REQUIREMENTS>
Return the listing below verbatim. Pictures do not belong in the copy.

__________________________________________________

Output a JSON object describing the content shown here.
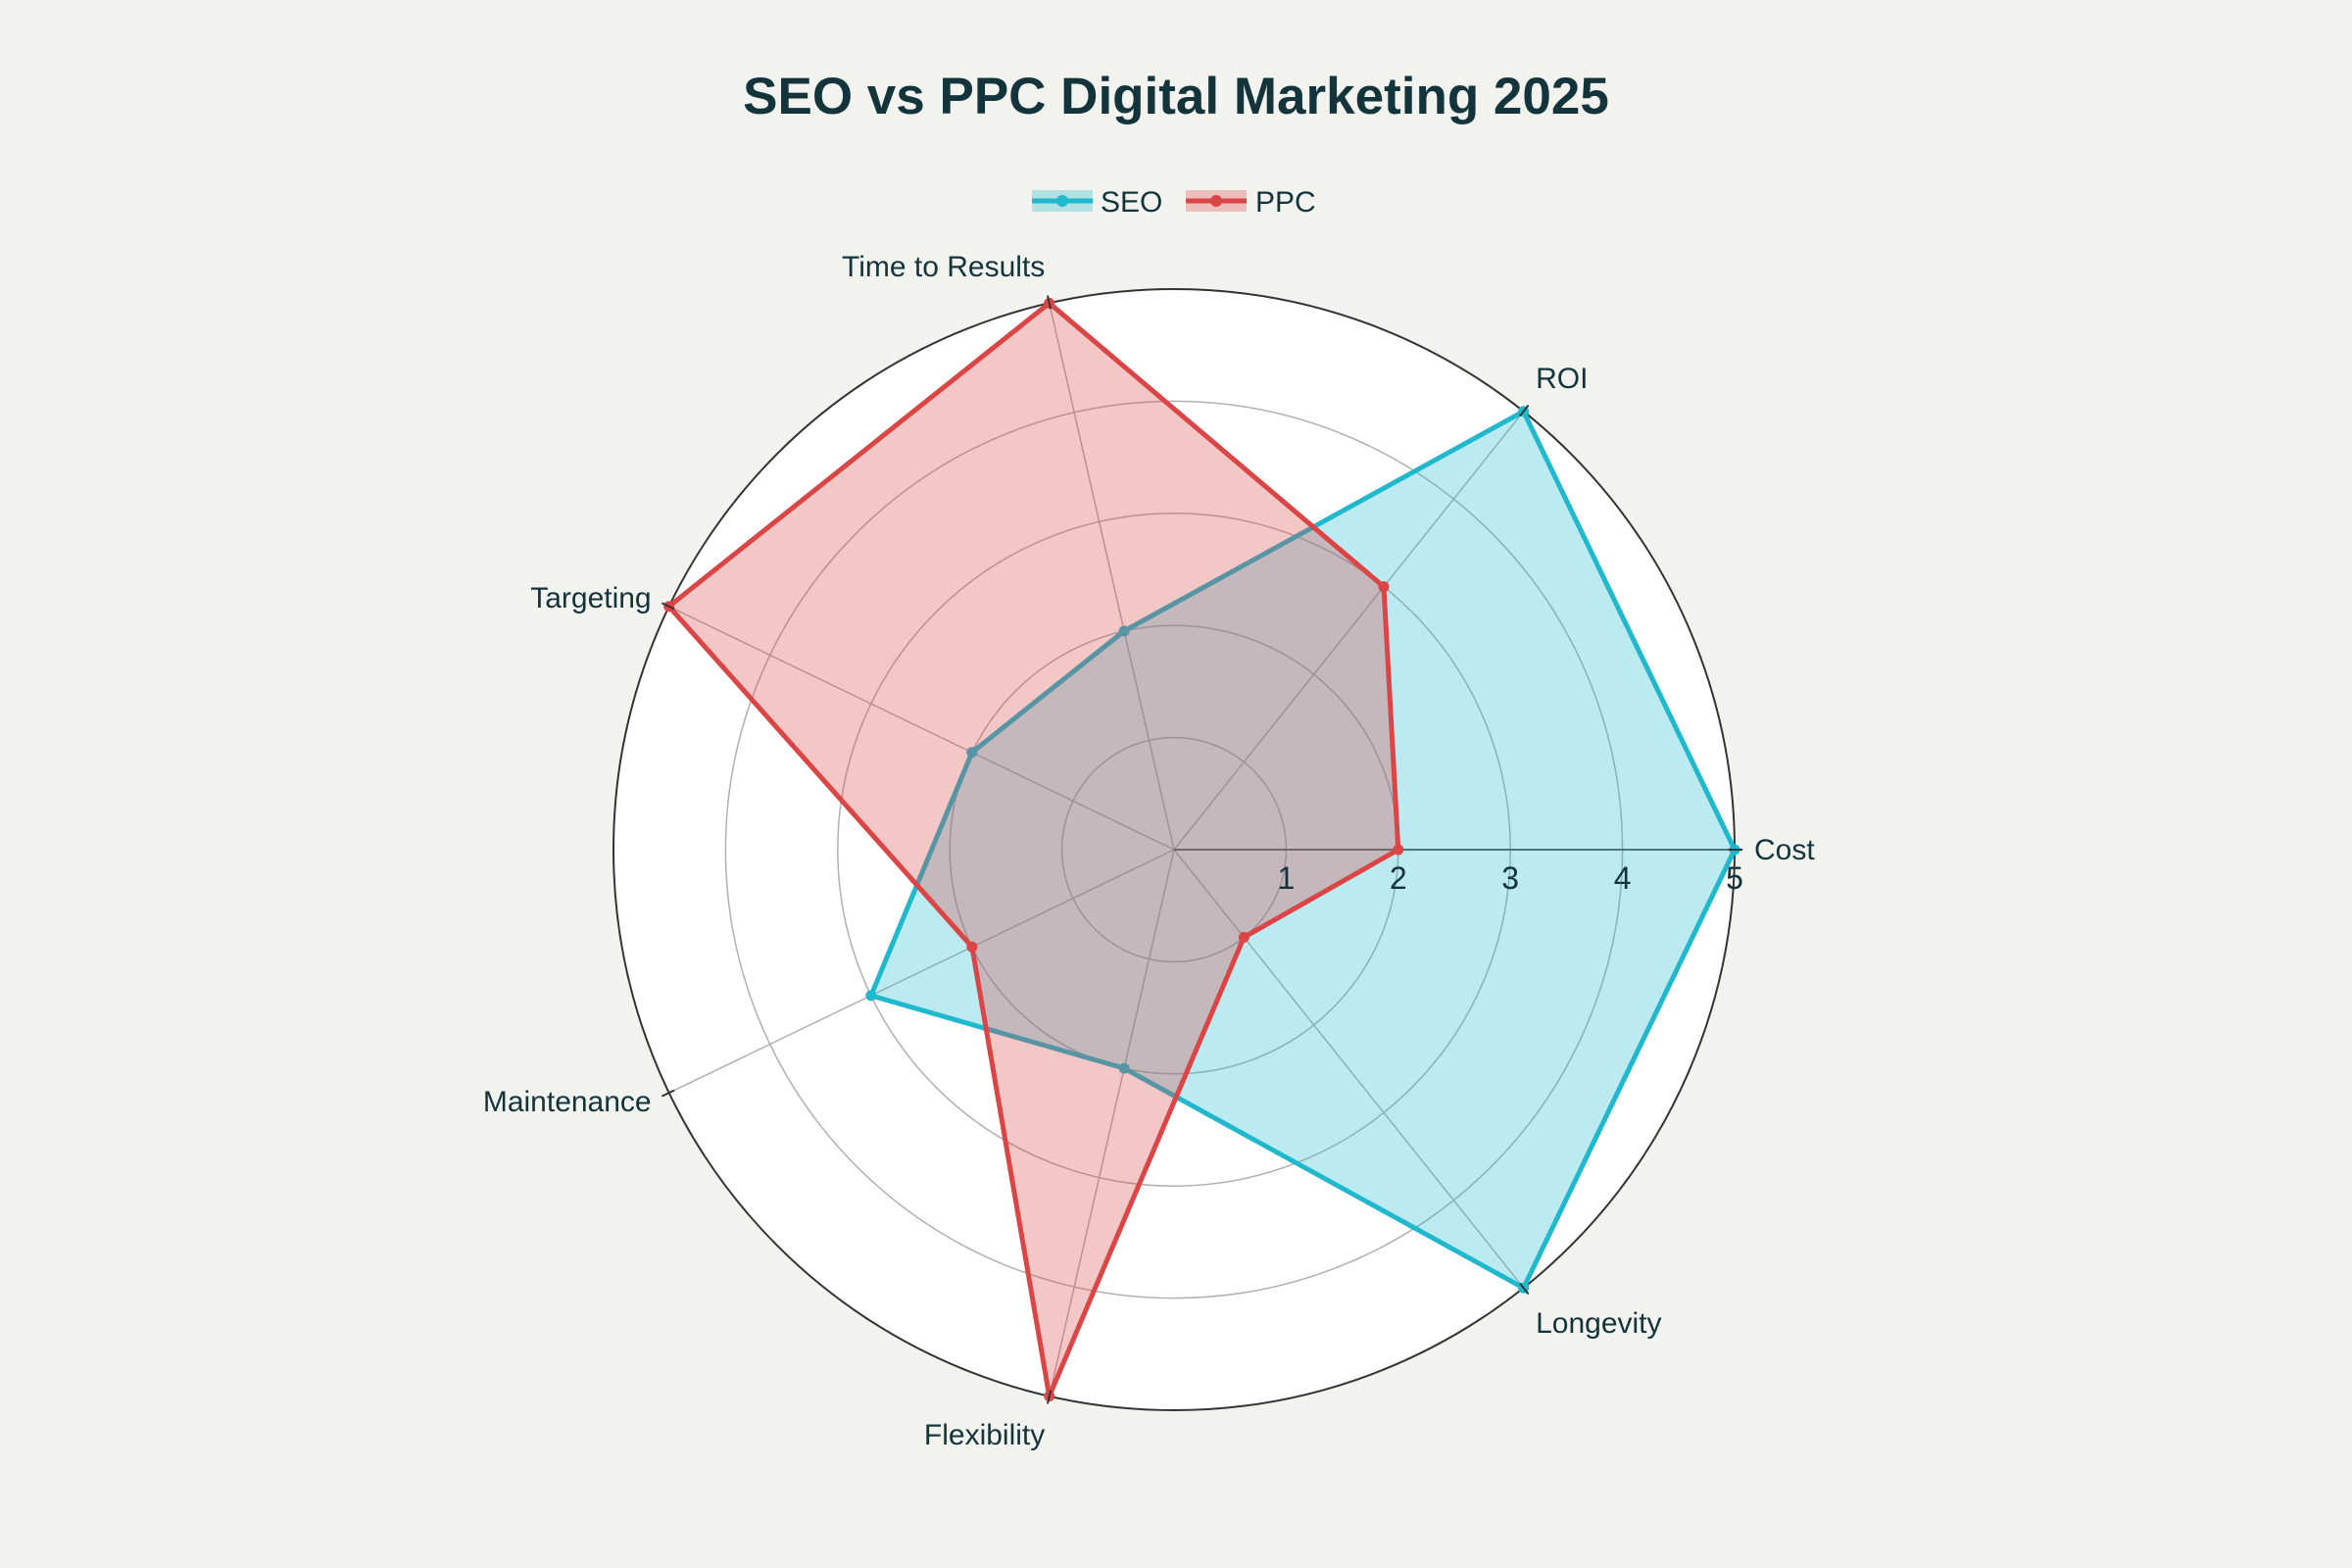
{
  "chart_data": {
    "type": "radar",
    "title": "SEO vs PPC Digital Marketing 2025",
    "categories": [
      "Cost",
      "ROI",
      "Time to Results",
      "Targeting",
      "Maintenance",
      "Flexibility",
      "Longevity"
    ],
    "series": [
      {
        "name": "SEO",
        "values": [
          5,
          5,
          2,
          2,
          3,
          2,
          5
        ],
        "color": "#1fb8cd",
        "fill": "#1fb8cd"
      },
      {
        "name": "PPC",
        "values": [
          2,
          3,
          5,
          5,
          2,
          5,
          1
        ],
        "color": "#db4545",
        "fill": "#db4545"
      }
    ],
    "radial_range": [
      0,
      5
    ],
    "radial_ticks": [
      "1",
      "2",
      "3",
      "4",
      "5"
    ],
    "legend_position": "top-center",
    "colors": {
      "background": "#f2f3ee",
      "plot_background": "#ffffff",
      "grid": "#b0b0b0",
      "outer_ring": "#333333",
      "text": "#13343b"
    }
  }
}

__________________________________________________

CORRECT RESULT>
Output a JSON object describing the content shown here.
{
  "chart_data": {
    "type": "radar",
    "title": "SEO vs PPC Digital Marketing 2025",
    "categories": [
      "Cost",
      "ROI",
      "Time to Results",
      "Targeting",
      "Maintenance",
      "Flexibility",
      "Longevity"
    ],
    "series": [
      {
        "name": "SEO",
        "values": [
          5,
          5,
          2,
          2,
          3,
          2,
          5
        ],
        "color": "#1fb8cd",
        "fill": "#1fb8cd"
      },
      {
        "name": "PPC",
        "values": [
          2,
          3,
          5,
          5,
          2,
          5,
          1
        ],
        "color": "#db4545",
        "fill": "#db4545"
      }
    ],
    "radial_range": [
      0,
      5
    ],
    "radial_ticks": [
      "1",
      "2",
      "3",
      "4",
      "5"
    ],
    "legend_position": "top-center",
    "colors": {
      "background": "#f2f3ee",
      "plot_background": "#ffffff",
      "grid": "#b0b0b0",
      "outer_ring": "#333333",
      "text": "#13343b"
    }
  }
}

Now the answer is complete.